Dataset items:
— Begin —

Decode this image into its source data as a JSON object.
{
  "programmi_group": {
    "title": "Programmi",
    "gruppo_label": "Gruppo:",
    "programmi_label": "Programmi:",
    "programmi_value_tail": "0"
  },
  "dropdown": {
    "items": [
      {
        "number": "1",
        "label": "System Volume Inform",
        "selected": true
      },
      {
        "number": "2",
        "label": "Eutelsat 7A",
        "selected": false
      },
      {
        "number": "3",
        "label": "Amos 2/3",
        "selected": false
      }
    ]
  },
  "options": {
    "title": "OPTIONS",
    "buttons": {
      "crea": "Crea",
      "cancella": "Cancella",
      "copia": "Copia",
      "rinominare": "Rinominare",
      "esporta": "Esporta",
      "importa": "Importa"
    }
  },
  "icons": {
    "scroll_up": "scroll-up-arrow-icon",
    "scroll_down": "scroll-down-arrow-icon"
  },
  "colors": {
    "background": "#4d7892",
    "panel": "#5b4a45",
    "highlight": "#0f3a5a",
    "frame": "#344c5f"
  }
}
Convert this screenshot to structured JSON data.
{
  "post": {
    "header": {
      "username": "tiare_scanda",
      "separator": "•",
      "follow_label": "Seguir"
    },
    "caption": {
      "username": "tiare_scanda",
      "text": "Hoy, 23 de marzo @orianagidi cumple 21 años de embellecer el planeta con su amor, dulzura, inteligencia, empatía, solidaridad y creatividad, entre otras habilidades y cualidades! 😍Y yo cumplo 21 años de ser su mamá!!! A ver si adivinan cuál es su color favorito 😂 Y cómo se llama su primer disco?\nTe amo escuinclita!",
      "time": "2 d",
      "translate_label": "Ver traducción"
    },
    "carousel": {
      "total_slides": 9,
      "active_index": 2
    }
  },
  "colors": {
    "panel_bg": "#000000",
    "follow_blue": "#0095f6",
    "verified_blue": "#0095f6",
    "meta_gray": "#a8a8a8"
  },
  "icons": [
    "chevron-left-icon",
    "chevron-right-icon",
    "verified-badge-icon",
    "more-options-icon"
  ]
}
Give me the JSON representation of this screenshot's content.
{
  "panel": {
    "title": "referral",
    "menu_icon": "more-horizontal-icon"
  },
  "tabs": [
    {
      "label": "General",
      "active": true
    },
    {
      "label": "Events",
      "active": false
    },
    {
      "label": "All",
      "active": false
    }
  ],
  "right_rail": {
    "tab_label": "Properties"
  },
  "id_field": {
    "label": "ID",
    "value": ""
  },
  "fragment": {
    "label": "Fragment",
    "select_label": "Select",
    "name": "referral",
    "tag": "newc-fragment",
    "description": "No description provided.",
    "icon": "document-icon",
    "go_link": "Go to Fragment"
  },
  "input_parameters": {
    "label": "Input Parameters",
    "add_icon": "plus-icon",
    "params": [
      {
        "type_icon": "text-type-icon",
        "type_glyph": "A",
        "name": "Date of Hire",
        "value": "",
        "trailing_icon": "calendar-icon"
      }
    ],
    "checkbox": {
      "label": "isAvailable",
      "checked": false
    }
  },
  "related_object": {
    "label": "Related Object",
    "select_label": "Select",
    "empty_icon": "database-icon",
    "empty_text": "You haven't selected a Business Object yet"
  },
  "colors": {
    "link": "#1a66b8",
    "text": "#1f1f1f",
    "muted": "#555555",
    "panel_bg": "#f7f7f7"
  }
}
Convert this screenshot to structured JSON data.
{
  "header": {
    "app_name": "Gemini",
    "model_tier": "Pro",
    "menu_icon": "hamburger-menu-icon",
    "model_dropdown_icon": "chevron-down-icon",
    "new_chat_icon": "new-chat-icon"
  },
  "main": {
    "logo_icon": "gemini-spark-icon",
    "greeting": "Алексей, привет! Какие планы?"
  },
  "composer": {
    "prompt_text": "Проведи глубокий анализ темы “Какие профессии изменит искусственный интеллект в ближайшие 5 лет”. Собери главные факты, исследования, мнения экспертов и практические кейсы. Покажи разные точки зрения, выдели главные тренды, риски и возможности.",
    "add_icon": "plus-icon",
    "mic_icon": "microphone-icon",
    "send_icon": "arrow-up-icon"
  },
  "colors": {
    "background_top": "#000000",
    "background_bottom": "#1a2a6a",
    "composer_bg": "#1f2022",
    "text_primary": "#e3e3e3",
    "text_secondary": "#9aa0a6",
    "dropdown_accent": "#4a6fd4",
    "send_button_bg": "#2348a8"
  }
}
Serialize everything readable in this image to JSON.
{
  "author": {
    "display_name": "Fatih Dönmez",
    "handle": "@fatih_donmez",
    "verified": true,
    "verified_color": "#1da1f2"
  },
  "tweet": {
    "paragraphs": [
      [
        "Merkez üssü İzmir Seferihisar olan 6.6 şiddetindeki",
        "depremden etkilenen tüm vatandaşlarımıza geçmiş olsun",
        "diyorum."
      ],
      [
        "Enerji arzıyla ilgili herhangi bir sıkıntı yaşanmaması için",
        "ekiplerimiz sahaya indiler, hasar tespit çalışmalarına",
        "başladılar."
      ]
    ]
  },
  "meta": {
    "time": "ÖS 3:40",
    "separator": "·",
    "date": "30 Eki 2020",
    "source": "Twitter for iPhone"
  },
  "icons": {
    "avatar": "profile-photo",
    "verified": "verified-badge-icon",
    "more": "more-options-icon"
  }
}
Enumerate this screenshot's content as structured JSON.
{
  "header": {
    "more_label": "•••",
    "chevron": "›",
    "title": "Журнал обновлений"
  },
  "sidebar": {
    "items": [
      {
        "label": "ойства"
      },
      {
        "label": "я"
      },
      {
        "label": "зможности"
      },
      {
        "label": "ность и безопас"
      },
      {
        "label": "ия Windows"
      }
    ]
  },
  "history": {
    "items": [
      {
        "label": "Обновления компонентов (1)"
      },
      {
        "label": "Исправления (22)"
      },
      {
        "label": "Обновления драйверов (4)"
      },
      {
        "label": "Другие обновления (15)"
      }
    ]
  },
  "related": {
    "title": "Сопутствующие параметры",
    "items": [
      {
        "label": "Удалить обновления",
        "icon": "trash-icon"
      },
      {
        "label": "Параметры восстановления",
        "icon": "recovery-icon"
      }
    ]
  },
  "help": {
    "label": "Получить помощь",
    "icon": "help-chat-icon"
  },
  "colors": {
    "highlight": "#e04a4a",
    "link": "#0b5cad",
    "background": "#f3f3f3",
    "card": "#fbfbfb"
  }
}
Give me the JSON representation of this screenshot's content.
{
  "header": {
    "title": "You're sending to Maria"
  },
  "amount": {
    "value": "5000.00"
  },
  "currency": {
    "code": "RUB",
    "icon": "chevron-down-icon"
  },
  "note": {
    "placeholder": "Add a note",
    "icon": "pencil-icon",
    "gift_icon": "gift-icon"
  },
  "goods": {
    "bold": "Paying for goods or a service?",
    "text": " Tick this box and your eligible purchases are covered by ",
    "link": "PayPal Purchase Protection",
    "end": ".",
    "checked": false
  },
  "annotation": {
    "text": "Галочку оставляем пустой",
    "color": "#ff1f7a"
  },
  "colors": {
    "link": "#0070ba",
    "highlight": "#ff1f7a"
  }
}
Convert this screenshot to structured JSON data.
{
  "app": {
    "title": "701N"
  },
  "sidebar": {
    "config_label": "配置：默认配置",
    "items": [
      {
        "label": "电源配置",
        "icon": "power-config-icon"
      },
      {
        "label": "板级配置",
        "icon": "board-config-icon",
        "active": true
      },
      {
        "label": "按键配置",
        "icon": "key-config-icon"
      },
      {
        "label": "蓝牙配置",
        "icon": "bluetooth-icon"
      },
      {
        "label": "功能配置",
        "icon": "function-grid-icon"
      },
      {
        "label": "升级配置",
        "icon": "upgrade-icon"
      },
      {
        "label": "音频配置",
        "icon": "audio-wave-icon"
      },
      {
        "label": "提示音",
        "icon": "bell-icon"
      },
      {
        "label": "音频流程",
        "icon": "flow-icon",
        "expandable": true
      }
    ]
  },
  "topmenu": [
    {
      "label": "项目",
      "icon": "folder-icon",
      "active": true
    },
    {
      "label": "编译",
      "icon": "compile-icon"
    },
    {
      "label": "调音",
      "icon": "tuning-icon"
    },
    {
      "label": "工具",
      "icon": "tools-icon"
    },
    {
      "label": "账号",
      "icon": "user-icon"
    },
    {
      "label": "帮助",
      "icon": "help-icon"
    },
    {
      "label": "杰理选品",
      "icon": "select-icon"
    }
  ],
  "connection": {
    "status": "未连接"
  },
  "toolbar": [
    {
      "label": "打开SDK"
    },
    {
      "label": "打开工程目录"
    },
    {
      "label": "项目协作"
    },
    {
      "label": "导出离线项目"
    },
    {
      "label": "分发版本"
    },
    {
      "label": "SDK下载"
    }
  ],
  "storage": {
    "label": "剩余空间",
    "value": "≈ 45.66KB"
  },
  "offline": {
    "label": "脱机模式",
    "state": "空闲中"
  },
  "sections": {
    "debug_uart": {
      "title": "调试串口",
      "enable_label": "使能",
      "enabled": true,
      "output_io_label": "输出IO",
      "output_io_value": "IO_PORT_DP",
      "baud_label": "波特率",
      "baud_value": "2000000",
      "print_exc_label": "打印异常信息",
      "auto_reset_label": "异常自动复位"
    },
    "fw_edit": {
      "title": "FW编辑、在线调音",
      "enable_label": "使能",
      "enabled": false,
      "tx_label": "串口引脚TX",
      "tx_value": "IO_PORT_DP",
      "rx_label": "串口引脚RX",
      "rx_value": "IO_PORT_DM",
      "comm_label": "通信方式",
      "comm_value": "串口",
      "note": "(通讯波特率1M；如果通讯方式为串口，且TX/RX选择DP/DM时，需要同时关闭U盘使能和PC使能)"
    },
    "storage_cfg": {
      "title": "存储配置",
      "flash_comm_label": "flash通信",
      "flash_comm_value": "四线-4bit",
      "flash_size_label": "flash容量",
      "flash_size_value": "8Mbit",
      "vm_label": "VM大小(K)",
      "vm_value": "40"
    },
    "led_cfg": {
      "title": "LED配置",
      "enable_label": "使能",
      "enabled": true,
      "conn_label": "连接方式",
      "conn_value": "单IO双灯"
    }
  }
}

— End —

Given exercise
Collect every line with the string "image" from the records, and copy each.

Solved problem
Decode this image into its source data as a JSON object.
Serialize everything readable in this image to JSON.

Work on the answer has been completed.